Supplied text:
-*-*-
Trade Resources Industry Knowledge To Create Some of His Masterpieces, Picasso Used a High Quality Enamel House Paint

To Create Some of His Masterpieces, Picasso Used a High Quality Enamel House Paint

It turns out Picasso accomplished more with a can of house paint than most. To create some of his masterpieces, Picasso used a high quality enamel house paint because it was glossy and fast drying and didn't show brush marks like artists' paints of the time. Picasso had a tempestuous love life, but when it came to house paint, he was brand loyal.

for Some Masterpieces, Picasso Used Common House Paint

He liked painting with Ripolin, a ready mixed enamel house paint and the first commercially available in Europe, says Francesca Casadio, senior conservator scientist at the Art Institute of Chicago. She says that art historians have long known about photos showing Ripolin cans and Picasso letters that mentioned Ripolin, but until now it couldn't be proven that he used it in his paintings. The Art Institute worked with Argonne National Laboratory, part of the Department of Energy, to solve the mystery. Volker Rose, a physicist at Argonne, used an X-ray instrument—the hard X-ray nanoprobe—to get a nano-particle view of the chemical elements in paint.
-*-*-
Given material:
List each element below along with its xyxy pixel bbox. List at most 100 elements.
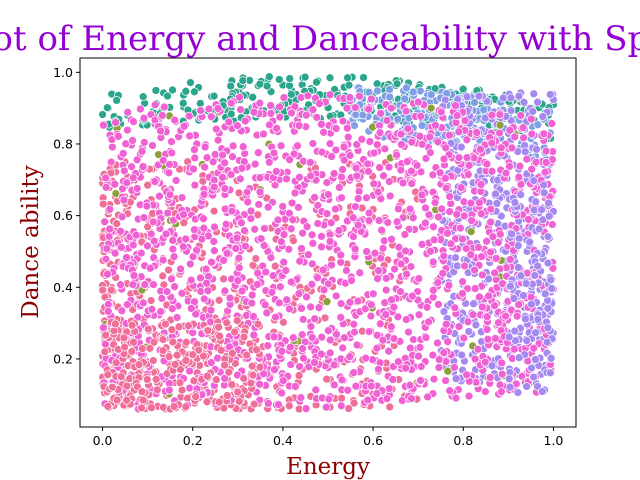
-*-*-
Exercise details:
Answer these from the text about Picasso and house paint:
(a) What three qualities of the enamel house paint led Picasso to use it?
(b) What was the paint called, and what first does the text credit it with?
(c) Which laboratory did the Art Institute of Chicago work with to settle whether he used it?

In response:
(a) It was glossy, fast drying, and didn't show brush marks.
(b) Ripolin, the first commercially available ready mixed enamel house paint in Europe.
(c) Argonne National Laboratory, part of the Department of Energy.